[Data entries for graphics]
================
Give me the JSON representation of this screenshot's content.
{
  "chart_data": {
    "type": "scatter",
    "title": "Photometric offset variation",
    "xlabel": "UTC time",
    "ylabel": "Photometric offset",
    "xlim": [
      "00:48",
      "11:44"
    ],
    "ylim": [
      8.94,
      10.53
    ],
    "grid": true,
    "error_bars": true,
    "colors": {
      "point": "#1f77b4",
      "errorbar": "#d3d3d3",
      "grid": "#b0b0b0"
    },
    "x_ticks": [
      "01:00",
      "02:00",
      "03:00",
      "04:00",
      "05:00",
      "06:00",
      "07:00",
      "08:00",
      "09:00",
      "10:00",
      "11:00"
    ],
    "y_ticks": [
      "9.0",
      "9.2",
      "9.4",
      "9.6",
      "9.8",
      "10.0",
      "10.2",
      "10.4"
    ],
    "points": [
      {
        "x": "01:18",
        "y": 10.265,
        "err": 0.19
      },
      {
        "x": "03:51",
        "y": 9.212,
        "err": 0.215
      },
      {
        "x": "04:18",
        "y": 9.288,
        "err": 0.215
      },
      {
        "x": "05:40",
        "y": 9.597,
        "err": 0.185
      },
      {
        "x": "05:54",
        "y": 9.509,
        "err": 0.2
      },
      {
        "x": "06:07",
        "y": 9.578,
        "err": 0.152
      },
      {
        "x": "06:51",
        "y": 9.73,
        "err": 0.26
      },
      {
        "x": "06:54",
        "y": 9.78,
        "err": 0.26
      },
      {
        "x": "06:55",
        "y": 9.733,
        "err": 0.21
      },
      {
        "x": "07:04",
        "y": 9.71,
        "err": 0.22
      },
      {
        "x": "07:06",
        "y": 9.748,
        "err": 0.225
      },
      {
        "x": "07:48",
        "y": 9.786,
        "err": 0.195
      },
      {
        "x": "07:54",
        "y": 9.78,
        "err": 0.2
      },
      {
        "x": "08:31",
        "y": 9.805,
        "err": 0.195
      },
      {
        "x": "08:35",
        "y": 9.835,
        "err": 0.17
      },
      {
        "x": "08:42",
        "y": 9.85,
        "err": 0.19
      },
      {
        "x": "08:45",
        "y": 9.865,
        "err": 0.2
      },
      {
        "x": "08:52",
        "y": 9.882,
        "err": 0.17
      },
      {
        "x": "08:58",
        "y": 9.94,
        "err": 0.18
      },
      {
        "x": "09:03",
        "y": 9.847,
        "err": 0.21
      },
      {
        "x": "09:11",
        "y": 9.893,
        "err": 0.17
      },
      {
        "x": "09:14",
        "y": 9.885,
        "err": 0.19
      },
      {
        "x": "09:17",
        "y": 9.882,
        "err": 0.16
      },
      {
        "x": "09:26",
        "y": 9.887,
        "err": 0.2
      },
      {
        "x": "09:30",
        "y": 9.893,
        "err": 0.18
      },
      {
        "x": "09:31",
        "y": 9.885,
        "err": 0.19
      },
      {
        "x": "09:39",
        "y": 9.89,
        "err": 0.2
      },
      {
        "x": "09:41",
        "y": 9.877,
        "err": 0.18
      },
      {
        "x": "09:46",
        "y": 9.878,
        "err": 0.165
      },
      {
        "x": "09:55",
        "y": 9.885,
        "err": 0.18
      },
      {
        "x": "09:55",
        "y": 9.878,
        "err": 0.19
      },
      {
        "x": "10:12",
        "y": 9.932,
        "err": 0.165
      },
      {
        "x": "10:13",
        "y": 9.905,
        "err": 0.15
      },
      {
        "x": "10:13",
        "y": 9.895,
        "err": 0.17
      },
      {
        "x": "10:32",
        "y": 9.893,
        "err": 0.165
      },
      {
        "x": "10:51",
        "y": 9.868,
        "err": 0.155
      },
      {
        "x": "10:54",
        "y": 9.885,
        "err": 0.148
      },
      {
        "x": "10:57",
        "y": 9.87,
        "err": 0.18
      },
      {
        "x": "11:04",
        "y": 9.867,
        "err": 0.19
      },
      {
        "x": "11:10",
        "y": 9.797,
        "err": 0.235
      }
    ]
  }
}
================
*Exercise*. Type the material above out again, exactly.

*Solution to the exercise*.
Give me the JSON representation of this screenshot's content.
{
  "chart_data": {
    "type": "scatter",
    "title": "Photometric offset variation",
    "xlabel": "UTC time",
    "ylabel": "Photometric offset",
    "xlim": [
      "00:48",
      "11:44"
    ],
    "ylim": [
      8.94,
      10.53
    ],
    "grid": true,
    "error_bars": true,
    "colors": {
      "point": "#1f77b4",
      "errorbar": "#d3d3d3",
      "grid": "#b0b0b0"
    },
    "x_ticks": [
      "01:00",
      "02:00",
      "03:00",
      "04:00",
      "05:00",
      "06:00",
      "07:00",
      "08:00",
      "09:00",
      "10:00",
      "11:00"
    ],
    "y_ticks": [
      "9.0",
      "9.2",
      "9.4",
      "9.6",
      "9.8",
      "10.0",
      "10.2",
      "10.4"
    ],
    "points": [
      {
        "x": "01:18",
        "y": 10.265,
        "err": 0.19
      },
      {
        "x": "03:51",
        "y": 9.212,
        "err": 0.215
      },
      {
        "x": "04:18",
        "y": 9.288,
        "err": 0.215
      },
      {
        "x": "05:40",
        "y": 9.597,
        "err": 0.185
      },
      {
        "x": "05:54",
        "y": 9.509,
        "err": 0.2
      },
      {
        "x": "06:07",
        "y": 9.578,
        "err": 0.152
      },
      {
        "x": "06:51",
        "y": 9.73,
        "err": 0.26
      },
      {
        "x": "06:54",
        "y": 9.78,
        "err": 0.26
      },
      {
        "x": "06:55",
        "y": 9.733,
        "err": 0.21
      },
      {
        "x": "07:04",
        "y": 9.71,
        "err": 0.22
      },
      {
        "x": "07:06",
        "y": 9.748,
        "err": 0.225
      },
      {
        "x": "07:48",
        "y": 9.786,
        "err": 0.195
      },
      {
        "x": "07:54",
        "y": 9.78,
        "err": 0.2
      },
      {
        "x": "08:31",
        "y": 9.805,
        "err": 0.195
      },
      {
        "x": "08:35",
        "y": 9.835,
        "err": 0.17
      },
      {
        "x": "08:42",
        "y": 9.85,
        "err": 0.19
      },
      {
        "x": "08:45",
        "y": 9.865,
        "err": 0.2
      },
      {
        "x": "08:52",
        "y": 9.882,
        "err": 0.17
      },
      {
        "x": "08:58",
        "y": 9.94,
        "err": 0.18
      },
      {
        "x": "09:03",
        "y": 9.847,
        "err": 0.21
      },
      {
        "x": "09:11",
        "y": 9.893,
        "err": 0.17
      },
      {
        "x": "09:14",
        "y": 9.885,
        "err": 0.19
      },
      {
        "x": "09:17",
        "y": 9.882,
        "err": 0.16
      },
      {
        "x": "09:26",
        "y": 9.887,
        "err": 0.2
      },
      {
        "x": "09:30",
        "y": 9.893,
        "err": 0.18
      },
      {
        "x": "09:31",
        "y": 9.885,
        "err": 0.19
      },
      {
        "x": "09:39",
        "y": 9.89,
        "err": 0.2
      },
      {
        "x": "09:41",
        "y": 9.877,
        "err": 0.18
      },
      {
        "x": "09:46",
        "y": 9.878,
        "err": 0.165
      },
      {
        "x": "09:55",
        "y": 9.885,
        "err": 0.18
      },
      {
        "x": "09:55",
        "y": 9.878,
        "err": 0.19
      },
      {
        "x": "10:12",
        "y": 9.932,
        "err": 0.165
      },
      {
        "x": "10:13",
        "y": 9.905,
        "err": 0.15
      },
      {
        "x": "10:13",
        "y": 9.895,
        "err": 0.17
      },
      {
        "x": "10:32",
        "y": 9.893,
        "err": 0.165
      },
      {
        "x": "10:51",
        "y": 9.868,
        "err": 0.155
      },
      {
        "x": "10:54",
        "y": 9.885,
        "err": 0.148
      },
      {
        "x": "10:57",
        "y": 9.87,
        "err": 0.18
      },
      {
        "x": "11:04",
        "y": 9.867,
        "err": 0.19
      },
      {
        "x": "11:10",
        "y": 9.797,
        "err": 0.235
      }
    ]
  }
}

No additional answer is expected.